Task instructions:
Copy out every line of the data below word for word, leaving out the pictures.

** begin Data records **

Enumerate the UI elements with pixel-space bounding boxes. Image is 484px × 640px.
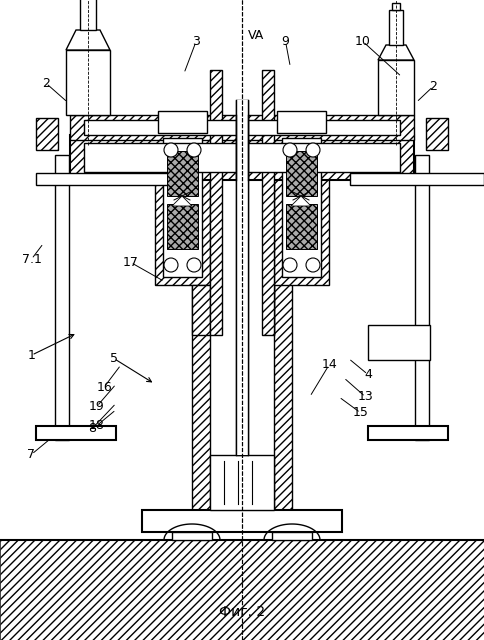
Bar — [426, 118, 448, 150]
Bar — [70, 135, 414, 180]
Circle shape — [283, 258, 297, 272]
Bar — [392, 3, 400, 10]
Bar — [36, 426, 116, 440]
Text: 19: 19 — [89, 400, 105, 413]
Text: 2: 2 — [429, 80, 437, 93]
Circle shape — [164, 143, 178, 157]
Bar — [274, 200, 292, 510]
Bar — [192, 285, 210, 335]
Text: 2: 2 — [42, 77, 50, 90]
Bar — [210, 70, 222, 335]
Bar — [210, 455, 274, 510]
Bar — [36, 118, 58, 150]
Bar — [282, 138, 321, 277]
Circle shape — [164, 258, 178, 272]
Bar — [84, 143, 400, 172]
Circle shape — [187, 258, 201, 272]
Text: 9: 9 — [282, 35, 289, 48]
Polygon shape — [172, 196, 192, 206]
Bar — [415, 155, 429, 440]
Text: 14: 14 — [321, 358, 337, 371]
Text: 15: 15 — [353, 406, 368, 419]
Circle shape — [187, 143, 201, 157]
Polygon shape — [291, 196, 311, 206]
Bar — [36, 173, 170, 185]
Bar — [84, 120, 400, 135]
Text: 16: 16 — [96, 381, 112, 394]
Polygon shape — [378, 45, 414, 60]
Text: 13: 13 — [358, 390, 373, 403]
Bar — [66, 50, 110, 115]
Bar — [155, 130, 210, 285]
Bar — [0, 540, 484, 640]
Text: 5: 5 — [110, 352, 118, 365]
Bar — [163, 138, 202, 277]
Polygon shape — [66, 30, 110, 50]
Text: 1: 1 — [28, 349, 35, 362]
Bar — [236, 100, 248, 455]
Text: 3: 3 — [192, 35, 200, 48]
Text: 18: 18 — [89, 419, 105, 432]
Text: 4: 4 — [364, 368, 372, 381]
Bar — [286, 204, 317, 249]
Text: 10: 10 — [355, 35, 371, 48]
Bar — [55, 155, 69, 440]
Bar — [350, 173, 484, 185]
Bar — [378, 60, 414, 115]
Bar — [172, 532, 212, 540]
Bar — [277, 111, 326, 133]
Bar — [262, 70, 274, 335]
Bar — [70, 115, 414, 140]
Text: 7.1: 7.1 — [21, 253, 42, 266]
Bar — [167, 204, 198, 249]
Bar — [142, 510, 342, 532]
Text: Фиг. 2: Фиг. 2 — [219, 605, 265, 619]
Circle shape — [283, 143, 297, 157]
Circle shape — [306, 258, 320, 272]
Bar — [236, 100, 248, 455]
Circle shape — [306, 143, 320, 157]
Text: 8: 8 — [88, 422, 96, 435]
Bar — [192, 200, 210, 510]
Bar — [286, 151, 317, 196]
Bar — [274, 130, 329, 285]
Bar — [80, 0, 96, 30]
Bar — [272, 532, 312, 540]
Text: 7: 7 — [28, 448, 35, 461]
Bar — [236, 115, 248, 180]
Bar — [167, 151, 198, 196]
Bar — [368, 325, 430, 360]
Bar — [158, 111, 207, 133]
Bar — [389, 10, 403, 45]
Text: VA: VA — [248, 29, 265, 42]
Bar — [368, 426, 448, 440]
Text: 17: 17 — [123, 256, 138, 269]
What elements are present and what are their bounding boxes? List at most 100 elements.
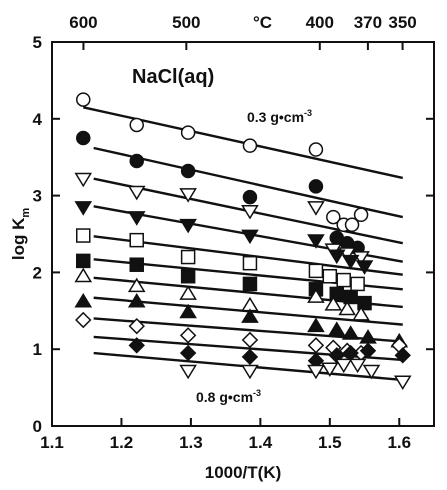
data-point	[327, 249, 346, 265]
data-point	[307, 337, 325, 354]
data-point	[180, 268, 196, 284]
data-point	[74, 172, 93, 188]
data-point	[308, 142, 324, 157]
data-point	[327, 321, 346, 336]
data-point	[241, 229, 259, 245]
data-point	[334, 358, 353, 374]
data-point	[344, 217, 360, 233]
data-point	[307, 364, 325, 380]
data-point	[326, 209, 341, 225]
y-tick-label: 4	[33, 110, 43, 129]
data-point	[127, 211, 146, 226]
data-point	[179, 303, 197, 319]
data-point	[129, 232, 144, 248]
data-point	[242, 255, 258, 271]
data-point	[179, 188, 197, 203]
data-point	[242, 276, 258, 292]
data-point	[341, 325, 360, 340]
data-point	[307, 317, 325, 333]
data-point	[242, 138, 258, 153]
density-label-top: 0.3 g•cm-3	[247, 108, 312, 125]
data-point	[359, 342, 377, 359]
data-point	[242, 189, 258, 205]
x-tick-label: 1.5	[318, 433, 342, 452]
data-point	[322, 268, 338, 284]
plot-frame	[51, 41, 435, 427]
data-point	[76, 228, 91, 243]
fit-line	[82, 106, 404, 180]
data-point	[179, 364, 197, 380]
x-tick-label: 1.6	[387, 433, 411, 452]
top-tick-label: 370	[354, 13, 382, 32]
data-point	[74, 267, 93, 283]
data-point	[180, 125, 196, 140]
data-point	[241, 205, 259, 220]
data-point	[129, 153, 144, 169]
data-point	[321, 362, 339, 377]
data-point	[75, 311, 92, 329]
data-point	[179, 218, 197, 234]
y-tick-label: 0	[33, 417, 42, 436]
data-point	[353, 207, 369, 223]
x-axis-label: 1000/T(K)	[205, 463, 282, 482]
data-point	[74, 201, 93, 216]
data-point	[343, 289, 358, 305]
density-label-bottom: 0.8 g•cm-3	[196, 388, 261, 405]
data-point	[127, 292, 146, 308]
data-point	[76, 253, 91, 269]
data-point	[241, 308, 259, 323]
data-point	[74, 292, 93, 308]
data-point	[355, 260, 374, 275]
y-tick-label: 5	[33, 33, 42, 52]
fit-line	[93, 146, 404, 219]
data-point	[308, 179, 324, 194]
data-point	[394, 347, 411, 364]
data-point	[307, 201, 325, 216]
data-point	[241, 348, 259, 366]
data-point	[180, 249, 196, 265]
data-points	[74, 92, 412, 391]
data-point	[348, 358, 367, 374]
data-point	[180, 163, 196, 179]
data-point	[341, 254, 360, 270]
data-point	[307, 288, 325, 303]
data-point	[127, 277, 146, 293]
data-point	[324, 296, 343, 311]
chart-title: NaCl(aq)	[132, 66, 214, 88]
y-axis-label: log Km	[9, 208, 32, 261]
data-point	[362, 364, 381, 380]
y-tick-label: 1	[33, 340, 42, 359]
data-point	[357, 295, 372, 311]
top-axis-unit-label: °C	[253, 13, 272, 32]
data-point	[128, 337, 145, 354]
data-point	[127, 185, 146, 201]
y-tick-label: 2	[33, 263, 42, 282]
data-point	[393, 375, 412, 391]
x-tick-label: 1.1	[40, 433, 64, 452]
top-tick-label: 350	[388, 13, 416, 32]
data-point	[241, 331, 259, 349]
data-point	[308, 263, 324, 279]
data-point	[307, 234, 325, 249]
data-point	[179, 285, 197, 300]
data-point	[129, 117, 144, 133]
data-point	[338, 300, 356, 316]
data-point	[76, 92, 91, 107]
x-tick-label: 1.4	[249, 433, 273, 452]
data-point	[350, 276, 365, 292]
data-point	[128, 317, 145, 335]
data-point	[179, 327, 197, 344]
x-tick-label: 1.3	[179, 433, 203, 452]
top-tick-label: 400	[306, 13, 334, 32]
top-tick-label: 500	[172, 13, 200, 32]
data-point	[129, 257, 144, 272]
data-point	[336, 272, 351, 288]
x-tick-label: 1.2	[110, 433, 134, 452]
data-point	[359, 329, 377, 344]
data-point	[179, 344, 197, 362]
y-tick-label: 3	[33, 187, 42, 206]
top-tick-label: 600	[69, 13, 97, 32]
axis-ticks	[51, 41, 434, 427]
data-point	[241, 364, 259, 380]
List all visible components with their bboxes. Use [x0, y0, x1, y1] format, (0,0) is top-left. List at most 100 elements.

** end Data records **

Answer to this exercise:
Enumerate the UI elements with pixel-space bounding boxes. Image is 484px × 640px.
Bar — [426, 118, 448, 150]
Bar — [70, 135, 414, 180]
Circle shape — [283, 258, 297, 272]
Bar — [392, 3, 400, 10]
Bar — [36, 426, 116, 440]
Text: 19: 19 — [89, 400, 105, 413]
Text: 2: 2 — [429, 80, 437, 93]
Circle shape — [164, 143, 178, 157]
Bar — [274, 200, 292, 510]
Bar — [192, 285, 210, 335]
Text: 2: 2 — [42, 77, 50, 90]
Bar — [210, 70, 222, 335]
Bar — [210, 455, 274, 510]
Bar — [36, 118, 58, 150]
Bar — [282, 138, 321, 277]
Circle shape — [164, 258, 178, 272]
Bar — [84, 143, 400, 172]
Circle shape — [187, 258, 201, 272]
Text: 9: 9 — [282, 35, 289, 48]
Polygon shape — [172, 196, 192, 206]
Bar — [415, 155, 429, 440]
Text: 14: 14 — [321, 358, 337, 371]
Text: 15: 15 — [353, 406, 368, 419]
Circle shape — [187, 143, 201, 157]
Polygon shape — [291, 196, 311, 206]
Bar — [36, 173, 170, 185]
Bar — [84, 120, 400, 135]
Text: 16: 16 — [96, 381, 112, 394]
Polygon shape — [378, 45, 414, 60]
Text: 13: 13 — [358, 390, 373, 403]
Bar — [66, 50, 110, 115]
Bar — [155, 130, 210, 285]
Bar — [0, 540, 484, 640]
Text: 5: 5 — [110, 352, 118, 365]
Bar — [163, 138, 202, 277]
Polygon shape — [66, 30, 110, 50]
Text: 1: 1 — [28, 349, 35, 362]
Bar — [236, 100, 248, 455]
Text: 3: 3 — [192, 35, 200, 48]
Text: 18: 18 — [89, 419, 105, 432]
Text: 4: 4 — [364, 368, 372, 381]
Bar — [286, 204, 317, 249]
Text: 10: 10 — [355, 35, 371, 48]
Bar — [55, 155, 69, 440]
Bar — [350, 173, 484, 185]
Bar — [378, 60, 414, 115]
Bar — [172, 532, 212, 540]
Bar — [277, 111, 326, 133]
Bar — [262, 70, 274, 335]
Bar — [70, 115, 414, 140]
Text: 7.1: 7.1 — [21, 253, 42, 266]
Bar — [167, 204, 198, 249]
Bar — [142, 510, 342, 532]
Text: Фиг. 2: Фиг. 2 — [219, 605, 265, 619]
Circle shape — [283, 143, 297, 157]
Circle shape — [306, 258, 320, 272]
Bar — [236, 100, 248, 455]
Circle shape — [306, 143, 320, 157]
Text: 8: 8 — [88, 422, 96, 435]
Bar — [192, 200, 210, 510]
Bar — [286, 151, 317, 196]
Bar — [274, 130, 329, 285]
Bar — [80, 0, 96, 30]
Bar — [272, 532, 312, 540]
Text: 7: 7 — [28, 448, 35, 461]
Bar — [236, 115, 248, 180]
Bar — [167, 151, 198, 196]
Bar — [368, 325, 430, 360]
Bar — [158, 111, 207, 133]
Bar — [389, 10, 403, 45]
Text: VA: VA — [248, 29, 265, 42]
Bar — [368, 426, 448, 440]
Text: 17: 17 — [123, 256, 138, 269]
What elements are present and what are their bounding boxes? List at most 100 elements.
data-point	[327, 249, 346, 265]
data-point	[307, 337, 325, 354]
data-point	[180, 268, 196, 284]
data-point	[74, 172, 93, 188]
data-point	[308, 142, 324, 157]
data-point	[327, 321, 346, 336]
data-point	[241, 229, 259, 245]
data-point	[334, 358, 353, 374]
data-point	[344, 217, 360, 233]
data-point	[307, 364, 325, 380]
data-point	[326, 209, 341, 225]
y-tick-label: 4	[33, 110, 43, 129]
data-point	[127, 211, 146, 226]
data-point	[179, 303, 197, 319]
data-point	[129, 232, 144, 248]
data-point	[242, 255, 258, 271]
data-point	[179, 188, 197, 203]
data-point	[242, 276, 258, 292]
data-point	[341, 325, 360, 340]
data-point	[307, 317, 325, 333]
data-point	[242, 138, 258, 153]
density-label-top: 0.3 g•cm-3	[247, 108, 312, 125]
data-point	[359, 342, 377, 359]
data-point	[242, 189, 258, 205]
x-tick-label: 1.5	[318, 433, 342, 452]
data-point	[322, 268, 338, 284]
plot-frame	[51, 41, 435, 427]
data-point	[76, 228, 91, 243]
fit-line	[82, 106, 404, 180]
data-point	[179, 364, 197, 380]
x-tick-label: 1.6	[387, 433, 411, 452]
top-tick-label: 370	[354, 13, 382, 32]
data-point	[74, 267, 93, 283]
data-point	[180, 125, 196, 140]
data-point	[241, 205, 259, 220]
data-point	[129, 153, 144, 169]
data-point	[321, 362, 339, 377]
data-point	[75, 311, 92, 329]
data-point	[179, 218, 197, 234]
y-tick-label: 0	[33, 417, 42, 436]
data-point	[353, 207, 369, 223]
x-axis-label: 1000/T(K)	[205, 463, 282, 482]
data-point	[74, 201, 93, 216]
data-point	[343, 289, 358, 305]
density-label-bottom: 0.8 g•cm-3	[196, 388, 261, 405]
data-point	[127, 292, 146, 308]
data-point	[76, 253, 91, 269]
data-point	[241, 308, 259, 323]
data-point	[74, 292, 93, 308]
data-point	[355, 260, 374, 275]
y-tick-label: 5	[33, 33, 42, 52]
fit-line	[93, 146, 404, 219]
data-point	[308, 179, 324, 194]
data-point	[394, 347, 411, 364]
data-point	[307, 201, 325, 216]
data-point	[241, 348, 259, 366]
data-point	[180, 249, 196, 265]
data-points	[74, 92, 412, 391]
data-point	[348, 358, 367, 374]
data-point	[180, 163, 196, 179]
data-point	[341, 254, 360, 270]
data-point	[307, 288, 325, 303]
data-point	[127, 277, 146, 293]
data-point	[324, 296, 343, 311]
chart-title: NaCl(aq)	[132, 66, 214, 88]
y-axis-label: log Km	[9, 208, 32, 261]
data-point	[362, 364, 381, 380]
y-tick-label: 1	[33, 340, 42, 359]
data-point	[357, 295, 372, 311]
top-axis-unit-label: °C	[253, 13, 272, 32]
data-point	[128, 337, 145, 354]
data-point	[127, 185, 146, 201]
y-tick-label: 2	[33, 263, 42, 282]
data-point	[393, 375, 412, 391]
x-tick-label: 1.1	[40, 433, 64, 452]
top-tick-label: 350	[388, 13, 416, 32]
data-point	[241, 331, 259, 349]
data-point	[308, 263, 324, 279]
data-point	[307, 234, 325, 249]
data-point	[179, 285, 197, 300]
data-point	[129, 117, 144, 133]
data-point	[338, 300, 356, 316]
data-point	[76, 92, 91, 107]
x-tick-label: 1.4	[249, 433, 273, 452]
data-point	[350, 276, 365, 292]
data-point	[128, 317, 145, 335]
data-point	[179, 327, 197, 344]
x-tick-label: 1.3	[179, 433, 203, 452]
top-tick-label: 400	[306, 13, 334, 32]
top-tick-label: 500	[172, 13, 200, 32]
data-point	[129, 257, 144, 272]
data-point	[336, 272, 351, 288]
x-tick-label: 1.2	[110, 433, 134, 452]
data-point	[359, 329, 377, 344]
data-point	[179, 344, 197, 362]
y-tick-label: 3	[33, 187, 42, 206]
top-tick-label: 600	[69, 13, 97, 32]
axis-ticks	[51, 41, 434, 427]
data-point	[241, 364, 259, 380]
List all visible components with their bboxes. Use [x0, y0, x1, y1] format, (0,0) is top-left. List at most 100 elements.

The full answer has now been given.